- SET TASK -
Would you repeat the listing exactly but omit every picture?

- EXERCISE DATA -
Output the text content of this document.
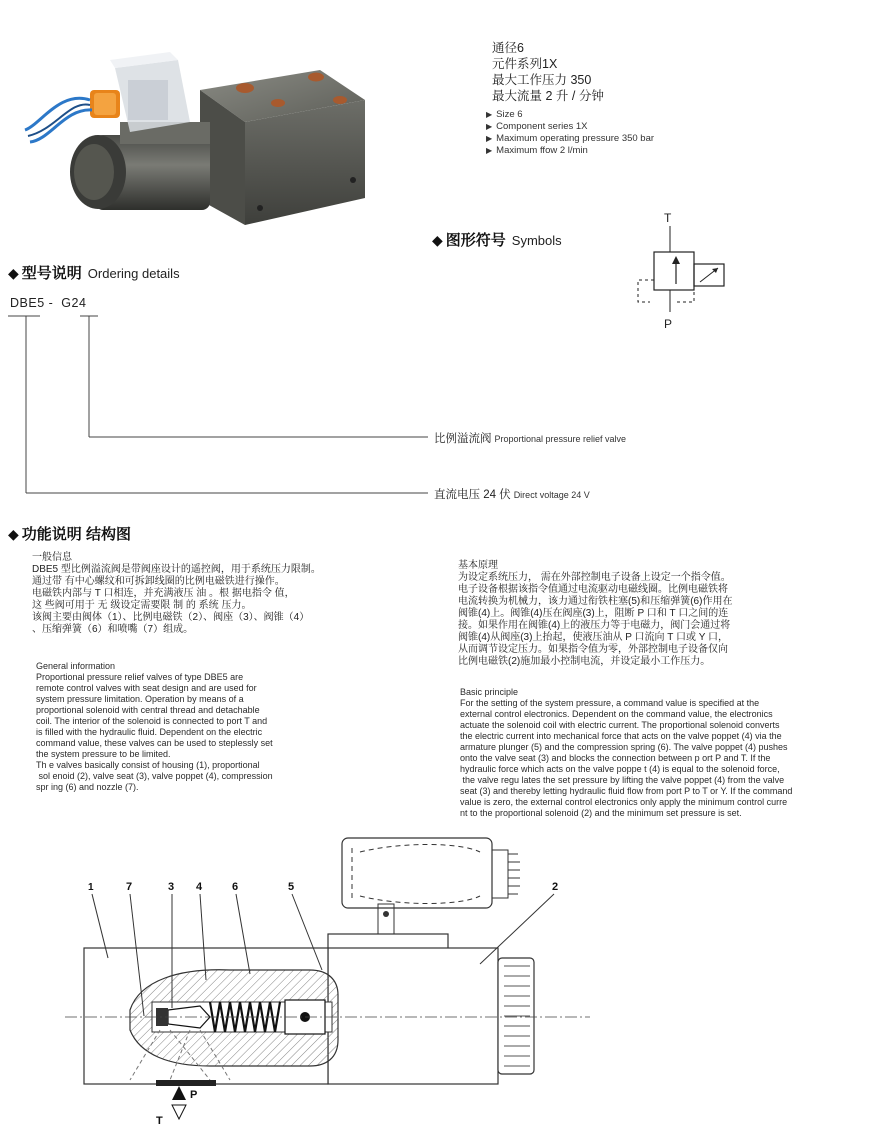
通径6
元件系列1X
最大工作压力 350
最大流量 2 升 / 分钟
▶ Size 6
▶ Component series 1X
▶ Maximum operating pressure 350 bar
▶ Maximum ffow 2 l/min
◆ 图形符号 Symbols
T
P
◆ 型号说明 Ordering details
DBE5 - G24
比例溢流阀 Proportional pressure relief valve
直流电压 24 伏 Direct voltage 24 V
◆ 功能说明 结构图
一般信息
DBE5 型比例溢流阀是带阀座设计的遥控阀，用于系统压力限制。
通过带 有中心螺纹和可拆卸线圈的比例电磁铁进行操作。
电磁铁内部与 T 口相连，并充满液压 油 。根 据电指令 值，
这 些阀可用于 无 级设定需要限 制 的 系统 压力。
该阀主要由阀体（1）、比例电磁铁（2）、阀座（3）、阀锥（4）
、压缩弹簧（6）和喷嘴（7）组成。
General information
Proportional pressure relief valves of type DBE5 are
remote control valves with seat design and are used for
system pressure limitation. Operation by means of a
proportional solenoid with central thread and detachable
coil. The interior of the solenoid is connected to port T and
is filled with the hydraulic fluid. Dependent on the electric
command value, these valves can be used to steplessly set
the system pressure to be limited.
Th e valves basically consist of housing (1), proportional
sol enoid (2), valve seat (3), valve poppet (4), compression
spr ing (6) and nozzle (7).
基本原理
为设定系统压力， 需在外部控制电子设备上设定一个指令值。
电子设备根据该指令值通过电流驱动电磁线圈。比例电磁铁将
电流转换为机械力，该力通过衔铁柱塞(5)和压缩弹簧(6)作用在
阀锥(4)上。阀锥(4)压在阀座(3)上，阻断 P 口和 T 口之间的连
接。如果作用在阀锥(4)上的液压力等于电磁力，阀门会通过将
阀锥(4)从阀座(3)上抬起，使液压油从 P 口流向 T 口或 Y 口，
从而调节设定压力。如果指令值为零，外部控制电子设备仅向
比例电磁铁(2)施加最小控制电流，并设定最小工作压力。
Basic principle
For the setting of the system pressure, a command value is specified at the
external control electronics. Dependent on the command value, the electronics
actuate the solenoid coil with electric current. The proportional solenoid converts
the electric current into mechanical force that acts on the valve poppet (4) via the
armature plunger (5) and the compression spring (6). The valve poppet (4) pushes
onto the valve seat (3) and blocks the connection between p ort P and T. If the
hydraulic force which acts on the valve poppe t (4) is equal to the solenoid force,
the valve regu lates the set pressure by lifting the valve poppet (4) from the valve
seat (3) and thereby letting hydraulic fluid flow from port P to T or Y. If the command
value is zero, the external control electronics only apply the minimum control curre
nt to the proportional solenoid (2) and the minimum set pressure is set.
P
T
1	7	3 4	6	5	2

- RESULT OF THE EXERCISE -
Output the text content of this document.
通径6
元件系列1X
最大工作压力 350
最大流量 2 升 / 分钟
▶ Size 6
▶ Component series 1X
▶ Maximum operating pressure 350 bar
▶ Maximum ffow 2 l/min
◆ 图形符号 Symbols
T
P
◆ 型号说明 Ordering details
DBE5 - G24
比例溢流阀 Proportional pressure relief valve
直流电压 24 伏 Direct voltage 24 V
◆ 功能说明 结构图
一般信息
DBE5 型比例溢流阀是带阀座设计的遥控阀，用于系统压力限制。
通过带 有中心螺纹和可拆卸线圈的比例电磁铁进行操作。
电磁铁内部与 T 口相连，并充满液压 油 。根 据电指令 值，
这 些阀可用于 无 级设定需要限 制 的 系统 压力。
该阀主要由阀体（1）、比例电磁铁（2）、阀座（3）、阀锥（4）
、压缩弹簧（6）和喷嘴（7）组成。
General information
Proportional pressure relief valves of type DBE5 are
remote control valves with seat design and are used for
system pressure limitation. Operation by means of a
proportional solenoid with central thread and detachable
coil. The interior of the solenoid is connected to port T and
is filled with the hydraulic fluid. Dependent on the electric
command value, these valves can be used to steplessly set
the system pressure to be limited.
Th e valves basically consist of housing (1), proportional
sol enoid (2), valve seat (3), valve poppet (4), compression
spr ing (6) and nozzle (7).
基本原理
为设定系统压力， 需在外部控制电子设备上设定一个指令值。
电子设备根据该指令值通过电流驱动电磁线圈。比例电磁铁将
电流转换为机械力，该力通过衔铁柱塞(5)和压缩弹簧(6)作用在
阀锥(4)上。阀锥(4)压在阀座(3)上，阻断 P 口和 T 口之间的连
接。如果作用在阀锥(4)上的液压力等于电磁力，阀门会通过将
阀锥(4)从阀座(3)上抬起，使液压油从 P 口流向 T 口或 Y 口，
从而调节设定压力。如果指令值为零，外部控制电子设备仅向
比例电磁铁(2)施加最小控制电流，并设定最小工作压力。
Basic principle
For the setting of the system pressure, a command value is specified at the
external control electronics. Dependent on the command value, the electronics
actuate the solenoid coil with electric current. The proportional solenoid converts
the electric current into mechanical force that acts on the valve poppet (4) via the
armature plunger (5) and the compression spring (6). The valve poppet (4) pushes
onto the valve seat (3) and blocks the connection between p ort P and T. If the
hydraulic force which acts on the valve poppe t (4) is equal to the solenoid force,
the valve regu lates the set pressure by lifting the valve poppet (4) from the valve
seat (3) and thereby letting hydraulic fluid flow from port P to T or Y. If the command
value is zero, the external control electronics only apply the minimum control curre
nt to the proportional solenoid (2) and the minimum set pressure is set.
P
T
1	7	3 4	6	5	2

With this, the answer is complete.